### WORK REQUIRED
Transcribe all of the records word for word, but omit the pictures.

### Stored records

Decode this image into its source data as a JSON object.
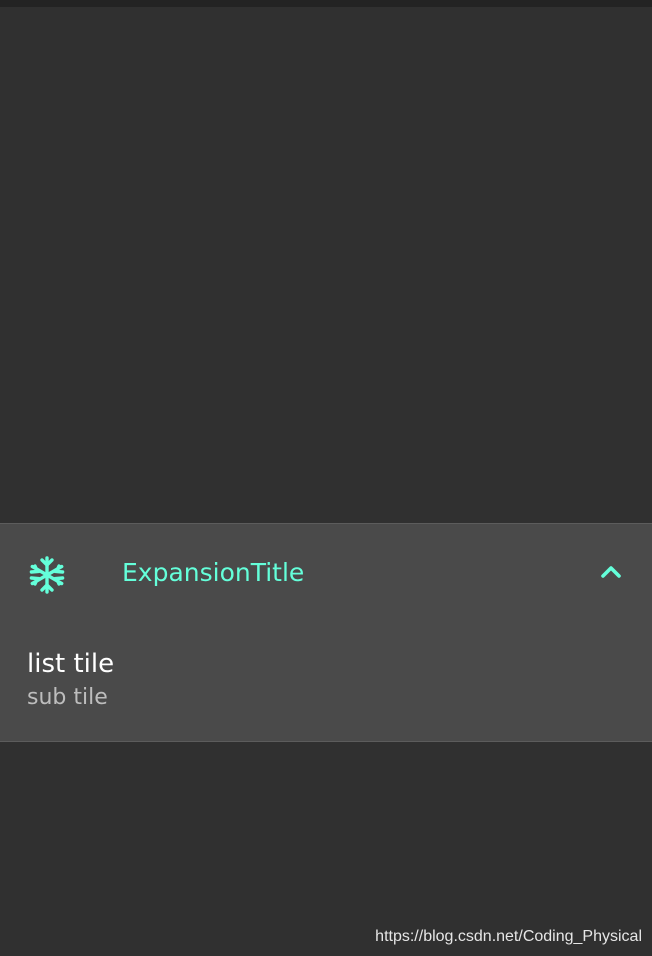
{
  "colors": {
    "background": "#303030",
    "tile_background": "#4a4a4a",
    "accent": "#64ffda",
    "text_primary": "#ffffff",
    "text_secondary": "#bdbdbd"
  },
  "expansion_tile": {
    "leading_icon": "ac-unit-snowflake-icon",
    "title": "ExpansionTitle",
    "trailing_icon": "expand-less-chevron-up-icon",
    "expanded": true,
    "children": [
      {
        "title": "list tile",
        "subtitle": "sub tile"
      }
    ]
  },
  "watermark": "https://blog.csdn.net/Coding_Physical"
}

### RESPONSE BELOW
Decode this image into its source data as a JSON object.
{
  "colors": {
    "background": "#303030",
    "tile_background": "#4a4a4a",
    "accent": "#64ffda",
    "text_primary": "#ffffff",
    "text_secondary": "#bdbdbd"
  },
  "expansion_tile": {
    "leading_icon": "ac-unit-snowflake-icon",
    "title": "ExpansionTitle",
    "trailing_icon": "expand-less-chevron-up-icon",
    "expanded": true,
    "children": [
      {
        "title": "list tile",
        "subtitle": "sub tile"
      }
    ]
  },
  "watermark": "https://blog.csdn.net/Coding_Physical"
}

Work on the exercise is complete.